■ **Using the information**
[1] In the forum post about using a HashSet inside a PLINQ fuzzy-match query, which method does the code call to compute the distance between each word in the set and the given word?
[2] Extend the forum post about using a HashSet inside a PLINQ fuzzy-match query, picking up right after its final line of code.

Hi, I'm reading this section and code. Your note said "HashSet is an efficient data structure for lookups", is this means only words consolidate? 1. This code is consolidate words by HashSet, but it used into PLINQ query. I think maybe no advantage hash-set algorithm because only iterated contained words by from-in-select clause... 2. I tried benchmarking differents.
private static Func<string, string> PartialFuzzyMatch<T>(T wordSet)
where T : ICollection<string>
{
return word =>
(from w in wordSet.AsParallel()
select new { Word = w, Distance = w.JaroWinkler(word) })
.OrderByDescending(w => w.Distance)
.Select(w => w.Word)
.FirstOrDefault();
}
private static async Task MainAsync()
{
using (var httpClient = new HttpClient())
{
////////////////////////////////////
// Sample search words.
var searchText = await httpClient.GetStringAsync(
"https://docs.microsoft.com/en-us/dotnet/fsharp/language-reference/asynchronous-workflows");
var searchWords = searchText.
Split(new[] {' ', '\r', '\n', '\t'}, StringSplitOptions.RemoveEmptyEntries).
Distinct().
ToArray();
////////////////////////////////////
// Dictionary words.
var text = await httpClient.GetStringAsync(
"https://docs.microsoft.com/en-us/dotnet/fsharp/language-reference/computation-expressions");
text += await httpClient.GetStringAsync(
"https://docs.microsoft.com/en-us/dotnet/fsharp/language-reference/pattern-matching");
var words = text.

■ **Supplied material**
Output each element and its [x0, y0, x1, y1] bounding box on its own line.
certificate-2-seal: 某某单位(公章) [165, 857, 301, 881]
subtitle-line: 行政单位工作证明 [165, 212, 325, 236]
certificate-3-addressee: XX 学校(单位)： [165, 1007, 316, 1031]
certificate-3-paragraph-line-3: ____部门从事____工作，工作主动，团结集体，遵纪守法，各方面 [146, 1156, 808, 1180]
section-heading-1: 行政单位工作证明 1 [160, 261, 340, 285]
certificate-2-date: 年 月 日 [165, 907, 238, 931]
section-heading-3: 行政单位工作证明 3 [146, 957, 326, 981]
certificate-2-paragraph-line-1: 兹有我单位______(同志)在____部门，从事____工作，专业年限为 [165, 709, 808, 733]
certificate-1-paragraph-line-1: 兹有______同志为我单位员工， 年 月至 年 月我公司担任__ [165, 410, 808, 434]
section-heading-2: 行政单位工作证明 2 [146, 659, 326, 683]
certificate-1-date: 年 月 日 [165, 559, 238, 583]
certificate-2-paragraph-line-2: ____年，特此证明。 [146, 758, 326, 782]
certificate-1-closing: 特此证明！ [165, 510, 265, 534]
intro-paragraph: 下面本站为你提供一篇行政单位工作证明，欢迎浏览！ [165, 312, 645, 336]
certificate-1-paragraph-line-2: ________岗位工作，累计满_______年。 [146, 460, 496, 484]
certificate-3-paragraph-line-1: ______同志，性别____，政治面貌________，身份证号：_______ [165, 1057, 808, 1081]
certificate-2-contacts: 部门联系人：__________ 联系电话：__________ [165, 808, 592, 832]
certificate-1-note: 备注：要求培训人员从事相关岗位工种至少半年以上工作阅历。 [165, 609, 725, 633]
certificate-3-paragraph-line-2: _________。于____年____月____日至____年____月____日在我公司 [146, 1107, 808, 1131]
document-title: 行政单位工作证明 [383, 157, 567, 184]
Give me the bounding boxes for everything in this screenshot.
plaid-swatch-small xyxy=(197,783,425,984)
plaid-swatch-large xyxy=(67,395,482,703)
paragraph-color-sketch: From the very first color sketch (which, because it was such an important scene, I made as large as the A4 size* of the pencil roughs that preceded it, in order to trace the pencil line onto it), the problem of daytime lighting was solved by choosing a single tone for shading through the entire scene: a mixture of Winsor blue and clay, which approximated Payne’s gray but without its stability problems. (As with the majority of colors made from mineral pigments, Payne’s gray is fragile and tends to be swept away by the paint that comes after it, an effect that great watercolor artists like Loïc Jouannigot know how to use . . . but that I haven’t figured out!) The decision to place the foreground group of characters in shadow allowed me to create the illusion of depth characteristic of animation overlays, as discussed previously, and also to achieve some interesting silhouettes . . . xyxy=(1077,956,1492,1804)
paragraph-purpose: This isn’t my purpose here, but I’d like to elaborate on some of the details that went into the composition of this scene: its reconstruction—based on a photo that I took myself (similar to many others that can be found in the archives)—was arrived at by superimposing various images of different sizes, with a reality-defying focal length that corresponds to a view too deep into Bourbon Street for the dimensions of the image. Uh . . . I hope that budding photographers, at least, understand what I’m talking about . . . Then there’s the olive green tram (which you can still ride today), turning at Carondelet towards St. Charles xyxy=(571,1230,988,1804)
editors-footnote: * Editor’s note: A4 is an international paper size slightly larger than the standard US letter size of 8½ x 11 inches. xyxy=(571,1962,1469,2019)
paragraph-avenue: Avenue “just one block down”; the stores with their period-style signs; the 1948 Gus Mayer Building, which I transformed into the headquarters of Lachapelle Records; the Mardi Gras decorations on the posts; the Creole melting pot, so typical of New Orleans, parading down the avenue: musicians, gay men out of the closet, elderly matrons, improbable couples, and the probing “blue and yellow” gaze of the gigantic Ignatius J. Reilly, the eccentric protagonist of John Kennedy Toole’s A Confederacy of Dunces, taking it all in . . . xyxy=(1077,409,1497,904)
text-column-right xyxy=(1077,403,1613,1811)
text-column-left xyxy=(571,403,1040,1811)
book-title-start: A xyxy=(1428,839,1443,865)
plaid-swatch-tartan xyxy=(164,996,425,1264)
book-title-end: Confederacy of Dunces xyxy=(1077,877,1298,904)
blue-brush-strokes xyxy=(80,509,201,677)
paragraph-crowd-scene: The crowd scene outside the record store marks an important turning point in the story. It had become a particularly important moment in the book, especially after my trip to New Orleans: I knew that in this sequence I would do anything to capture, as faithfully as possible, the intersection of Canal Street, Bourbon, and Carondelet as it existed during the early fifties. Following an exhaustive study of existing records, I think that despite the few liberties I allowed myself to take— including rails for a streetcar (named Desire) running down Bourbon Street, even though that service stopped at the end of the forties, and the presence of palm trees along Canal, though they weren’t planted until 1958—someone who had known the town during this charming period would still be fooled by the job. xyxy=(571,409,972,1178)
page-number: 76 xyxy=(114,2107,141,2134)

■ **Response list**
[1] JaroWinkler

[2]
Split(new[] { ' ', '\r', '\n', '\t' }, StringSplitOptions.RemoveEmptyEntries).
ToList();
////////////////////////////////////
// Prepare words.
// By HashSet
var fastFuzzyMatch = PartialFuzzyMatch(new HashSet<string>(words));
// By Array (string[])
//var fastFuzzyMatch = PartialFuzzyMatch(words.Distinct().ToArray());
////////////////////////////////////
// Benchmark beginnig.
var sw = new Stopwatch();
sw.Start();
// Compute.
var results =
searchWords.
Select(word => new { Word = word, Result = fastFuzzyMatch(word)}).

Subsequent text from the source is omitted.